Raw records
★ ★ ★ ★
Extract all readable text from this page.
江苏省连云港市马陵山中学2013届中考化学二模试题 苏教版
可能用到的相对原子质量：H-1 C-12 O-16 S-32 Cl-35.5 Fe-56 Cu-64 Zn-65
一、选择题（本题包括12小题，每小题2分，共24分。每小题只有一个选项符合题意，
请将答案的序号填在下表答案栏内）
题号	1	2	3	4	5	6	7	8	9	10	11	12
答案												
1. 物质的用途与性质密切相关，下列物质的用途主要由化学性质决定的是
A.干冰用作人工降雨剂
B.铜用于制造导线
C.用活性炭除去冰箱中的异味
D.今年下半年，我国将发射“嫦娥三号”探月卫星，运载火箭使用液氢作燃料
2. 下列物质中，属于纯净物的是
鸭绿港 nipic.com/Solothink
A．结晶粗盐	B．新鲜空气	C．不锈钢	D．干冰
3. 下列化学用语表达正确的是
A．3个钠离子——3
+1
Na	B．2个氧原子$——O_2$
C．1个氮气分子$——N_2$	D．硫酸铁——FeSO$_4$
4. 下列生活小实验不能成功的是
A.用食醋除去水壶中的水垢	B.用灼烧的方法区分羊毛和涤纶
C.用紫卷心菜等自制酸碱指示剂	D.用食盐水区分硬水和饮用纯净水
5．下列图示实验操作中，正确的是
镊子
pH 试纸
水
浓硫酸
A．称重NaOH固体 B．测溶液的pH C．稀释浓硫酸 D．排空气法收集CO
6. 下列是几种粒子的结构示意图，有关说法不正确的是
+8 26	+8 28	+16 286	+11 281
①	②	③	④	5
★ ★ ★ ★
▶ [AIM OF THE TASK]: Each record above should be repeated exactly as it appears.

▶ [ANSWER TO THIS PROBLEM]:
Extract all readable text from this page.
江苏省连云港市马陵山中学2013届中考化学二模试题 苏教版
可能用到的相对原子质量：H-1 C-12 O-16 S-32 Cl-35.5 Fe-56 Cu-64 Zn-65
一、选择题（本题包括12小题，每小题2分，共24分。每小题只有一个选项符合题意，
请将答案的序号填在下表答案栏内）
题号	1	2	3	4	5	6	7	8	9	10	11	12
答案												
1. 物质的用途与性质密切相关，下列物质的用途主要由化学性质决定的是
A.干冰用作人工降雨剂
B.铜用于制造导线
C.用活性炭除去冰箱中的异味
D.今年下半年，我国将发射“嫦娥三号”探月卫星，运载火箭使用液氢作燃料
2. 下列物质中，属于纯净物的是
鸭绿港 nipic.com/Solothink
A．结晶粗盐	B．新鲜空气	C．不锈钢	D．干冰
3. 下列化学用语表达正确的是
A．3个钠离子——3
+1
Na	B．2个氧原子$——O_2$
C．1个氮气分子$——N_2$	D．硫酸铁——FeSO$_4$
4. 下列生活小实验不能成功的是
A.用食醋除去水壶中的水垢	B.用灼烧的方法区分羊毛和涤纶
C.用紫卷心菜等自制酸碱指示剂	D.用食盐水区分硬水和饮用纯净水
5．下列图示实验操作中，正确的是
镊子
pH 试纸
水
浓硫酸
A．称重NaOH固体 B．测溶液的pH C．稀释浓硫酸 D．排空气法收集CO
6. 下列是几种粒子的结构示意图，有关说法不正确的是
+8 26	+8 28	+16 286	+11 281
①	②	③	④	5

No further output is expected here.